--- begin ---

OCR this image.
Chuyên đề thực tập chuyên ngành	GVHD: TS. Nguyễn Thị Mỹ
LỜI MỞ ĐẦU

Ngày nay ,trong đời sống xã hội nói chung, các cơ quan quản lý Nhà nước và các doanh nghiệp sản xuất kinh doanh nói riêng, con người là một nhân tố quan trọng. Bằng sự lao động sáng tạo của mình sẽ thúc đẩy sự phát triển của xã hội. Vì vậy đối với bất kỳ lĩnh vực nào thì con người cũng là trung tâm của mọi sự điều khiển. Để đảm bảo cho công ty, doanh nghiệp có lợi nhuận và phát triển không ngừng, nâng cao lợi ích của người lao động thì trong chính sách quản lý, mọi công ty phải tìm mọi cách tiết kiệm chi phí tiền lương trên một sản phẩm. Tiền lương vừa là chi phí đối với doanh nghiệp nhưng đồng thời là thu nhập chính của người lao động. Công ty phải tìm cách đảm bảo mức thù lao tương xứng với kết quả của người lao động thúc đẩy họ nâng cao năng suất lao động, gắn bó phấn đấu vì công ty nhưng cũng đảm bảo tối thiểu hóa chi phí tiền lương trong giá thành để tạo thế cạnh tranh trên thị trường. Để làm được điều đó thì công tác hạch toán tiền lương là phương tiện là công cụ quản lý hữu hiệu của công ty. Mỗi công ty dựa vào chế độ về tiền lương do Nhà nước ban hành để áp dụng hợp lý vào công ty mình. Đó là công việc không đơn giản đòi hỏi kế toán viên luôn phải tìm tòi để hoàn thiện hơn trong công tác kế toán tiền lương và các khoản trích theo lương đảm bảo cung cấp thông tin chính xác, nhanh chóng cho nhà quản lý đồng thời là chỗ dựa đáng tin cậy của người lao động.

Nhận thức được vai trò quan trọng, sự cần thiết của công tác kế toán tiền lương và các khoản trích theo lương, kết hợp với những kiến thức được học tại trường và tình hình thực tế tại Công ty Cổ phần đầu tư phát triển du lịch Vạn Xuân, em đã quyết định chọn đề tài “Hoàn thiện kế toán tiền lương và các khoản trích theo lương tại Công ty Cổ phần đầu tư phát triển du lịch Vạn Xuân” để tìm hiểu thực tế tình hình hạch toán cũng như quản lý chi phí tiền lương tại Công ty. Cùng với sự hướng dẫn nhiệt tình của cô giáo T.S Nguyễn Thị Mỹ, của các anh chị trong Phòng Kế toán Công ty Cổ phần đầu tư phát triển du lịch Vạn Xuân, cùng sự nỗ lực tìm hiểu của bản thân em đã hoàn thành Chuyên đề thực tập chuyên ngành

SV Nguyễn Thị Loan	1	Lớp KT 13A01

--- end ---

▶ **Exercise goal**
Your task is to collect every line above that contains the word "Chuyên".

▶ **Task output**
Chuyên đề thực tập chuyên ngành	GVHD: TS. Nguyễn Thị Mỹ
Nhận thức được vai trò quan trọng, sự cần thiết của công tác kế toán tiền lương và các khoản trích theo lương, kết hợp với những kiến thức được học tại trường và tình hình thực tế tại Công ty Cổ phần đầu tư phát triển du lịch Vạn Xuân, em đã quyết định chọn đề tài “Hoàn thiện kế toán tiền lương và các khoản trích theo lương tại Công ty Cổ phần đầu tư phát triển du lịch Vạn Xuân” để tìm hiểu thực tế tình hình hạch toán cũng như quản lý chi phí tiền lương tại Công ty. Cùng với sự hướng dẫn nhiệt tình của cô giáo T.S Nguyễn Thị Mỹ, của các anh chị trong Phòng Kế toán Công ty Cổ phần đầu tư phát triển du lịch Vạn Xuân, cùng sự nỗ lực tìm hiểu của bản thân em đã hoàn thành Chuyên đề thực tập chuyên ngành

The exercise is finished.